Exercise description: Using the data below, copy each line that includes the word "this".

Records shown:
============================================================

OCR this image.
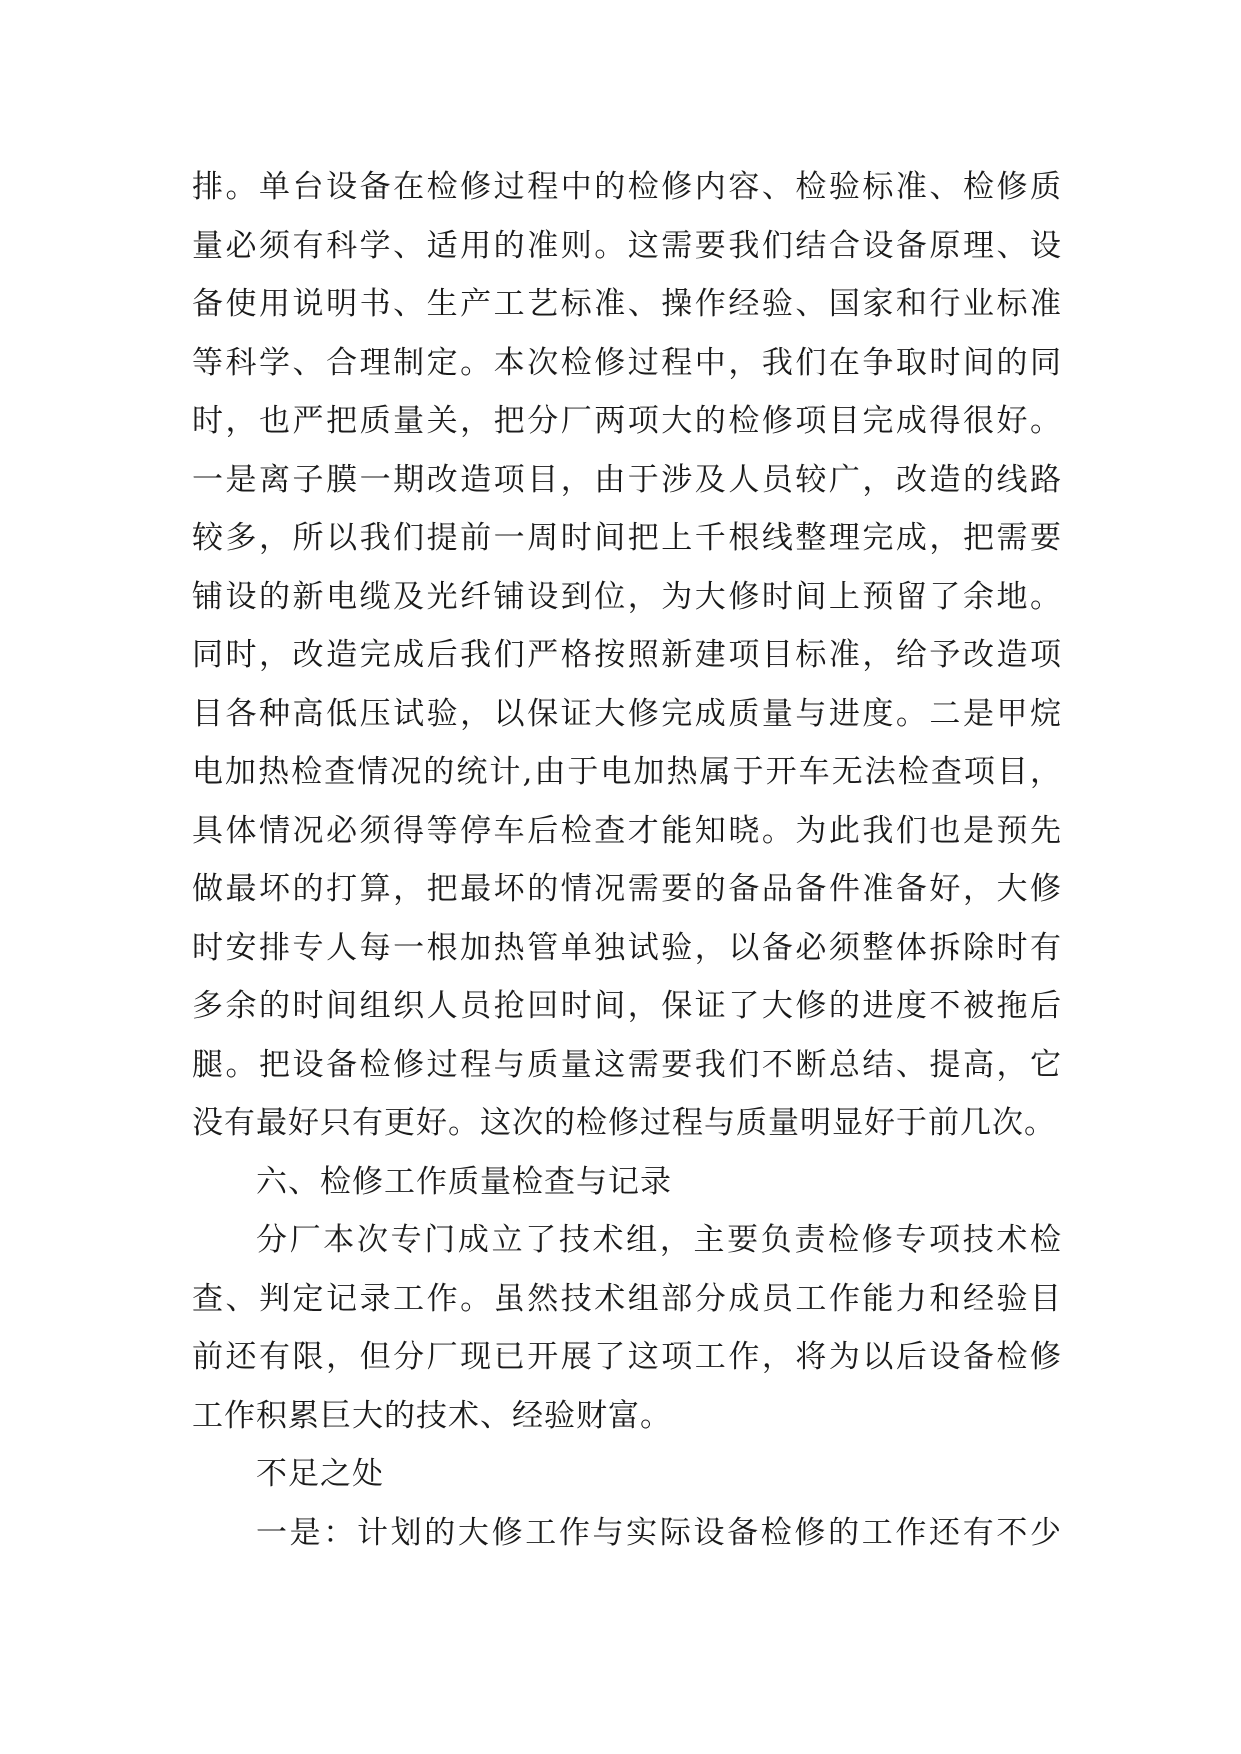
排。单台设备在检修过程中的检修内容、检验标准、检修质
量必须有科学、适用的准则。这需要我们结合设备原理、设
备使用说明书、生产工艺标准、操作经验、国家和行业标准
等科学、合理制定。本次检修过程中，我们在争取时间的同
时，也严把质量关，把分厂两项大的检修项目完成得很好。
一是离子膜一期改造项目，由于涉及人员较广，改造的线路
较多，所以我们提前一周时间把上千根线整理完成，把需要
铺设的新电缆及光纤铺设到位，为大修时间上预留了余地。
同时，改造完成后我们严格按照新建项目标准，给予改造项
目各种高低压试验，以保证大修完成质量与进度。二是甲烷
电加热检查情况的统计,由于电加热属于开车无法检查项目，
具体情况必须得等停车后检查才能知晓。为此我们也是预先
做最坏的打算，把最坏的情况需要的备品备件准备好，大修
时安排专人每一根加热管单独试验，以备必须整体拆除时有
多余的时间组织人员抢回时间，保证了大修的进度不被拖后
腿。把设备检修过程与质量这需要我们不断总结、提高，它
没有最好只有更好。这次的检修过程与质量明显好于前几次。
六、检修工作质量检查与记录
分厂本次专门成立了技术组，主要负责检修专项技术检
查、判定记录工作。虽然技术组部分成员工作能力和经验目
前还有限，但分厂现已开展了这项工作，将为以后设备检修
工作积累巨大的技术、经验财富。
不足之处
一是：计划的大修工作与实际设备检修的工作还有不少
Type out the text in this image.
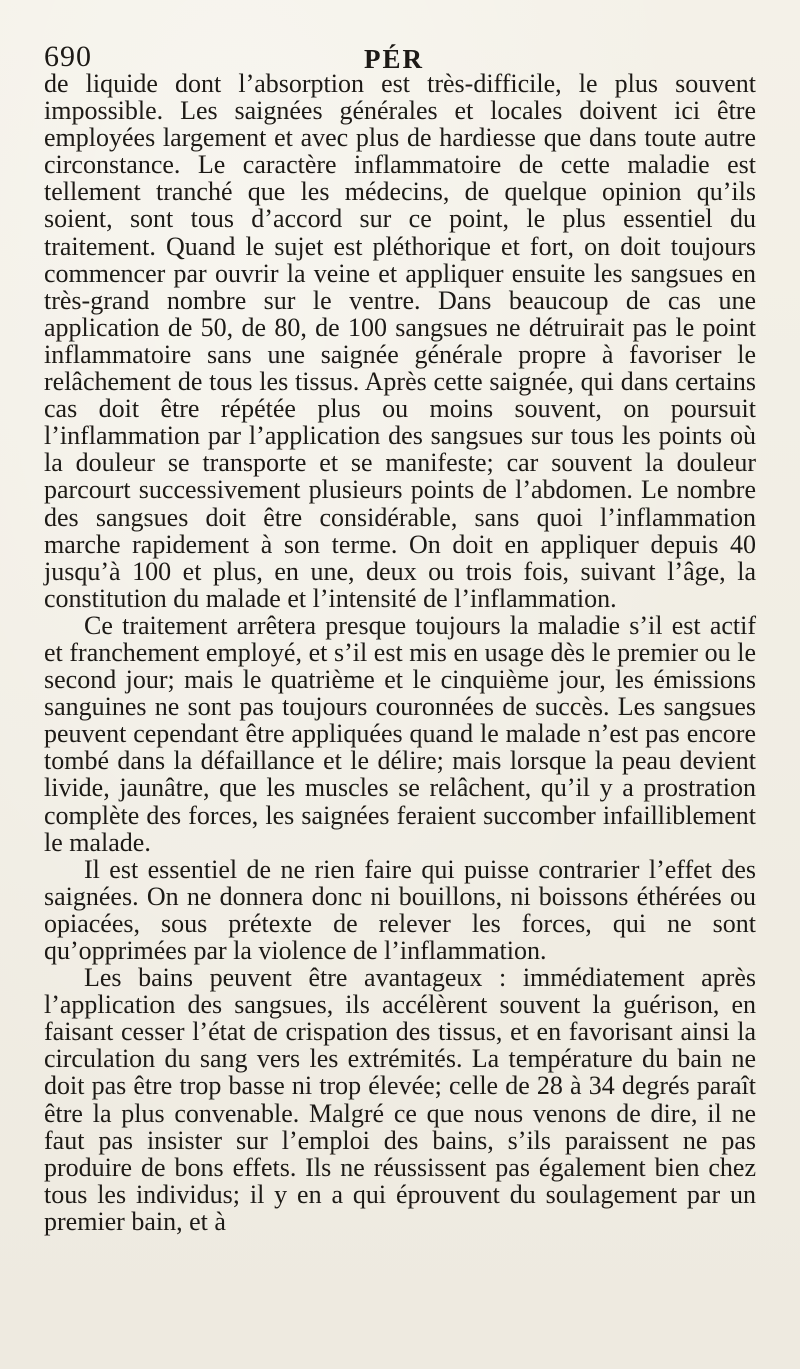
690	PÉR

de liquide dont l’absorption est très-difficile, le plus souvent impossible. Les saignées générales et locales doivent ici être employées largement et avec plus de hardiesse que dans toute autre circonstance. Le caractère inflammatoire de cette maladie est tellement tranché que les médecins, de quelque opinion qu’ils soient, sont tous d’accord sur ce point, le plus essentiel du traitement. Quand le sujet est pléthorique et fort, on doit toujours commencer par ouvrir la veine et appliquer ensuite les sangsues en très-grand nombre sur le ventre. Dans beaucoup de cas une application de 50, de 80, de 100 sangsues ne détruirait pas le point inflammatoire sans une saignée générale propre à favoriser le relâchement de tous les tissus. Après cette saignée, qui dans certains cas doit être répétée plus ou moins souvent, on poursuit l’inflammation par l’application des sangsues sur tous les points où la douleur se transporte et se manifeste; car souvent la douleur parcourt successivement plusieurs points de l’abdomen. Le nombre des sangsues doit être considérable, sans quoi l’inflammation marche rapidement à son terme. On doit en appliquer depuis 40 jusqu’à 100 et plus, en une, deux ou trois fois, suivant l’âge, la constitution du malade et l’intensité de l’inflammation.

Ce traitement arrêtera presque toujours la maladie s’il est actif et franchement employé, et s’il est mis en usage dès le premier ou le second jour; mais le quatrième et le cinquième jour, les émissions sanguines ne sont pas toujours couronnées de succès. Les sangsues peuvent cependant être appliquées quand le malade n’est pas encore tombé dans la défaillance et le délire; mais lorsque la peau devient livide, jaunâtre, que les muscles se relâchent, qu’il y a prostration complète des forces, les saignées feraient succomber infailliblement le malade.

Il est essentiel de ne rien faire qui puisse contrarier l’effet des saignées. On ne donnera donc ni bouillons, ni boissons éthérées ou opiacées, sous prétexte de relever les forces, qui ne sont qu’opprimées par la violence de l’inflammation.

Les bains peuvent être avantageux : immédiatement après l’application des sangsues, ils accélèrent souvent la guérison, en faisant cesser l’état de crispation des tissus, et en favorisant ainsi la circulation du sang vers les extrémités. La température du bain ne doit pas être trop basse ni trop élevée; celle de 28 à 34 degrés paraît être la plus convenable. Malgré ce que nous venons de dire, il ne faut pas insister sur l’emploi des bains, s’ils paraissent ne pas produire de bons effets. Ils ne réussissent pas également bien chez tous les individus; il y en a qui éprouvent du soulagement par un premier bain, et à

============================================================

Reply:
OCR this image.
Type out the text in this image.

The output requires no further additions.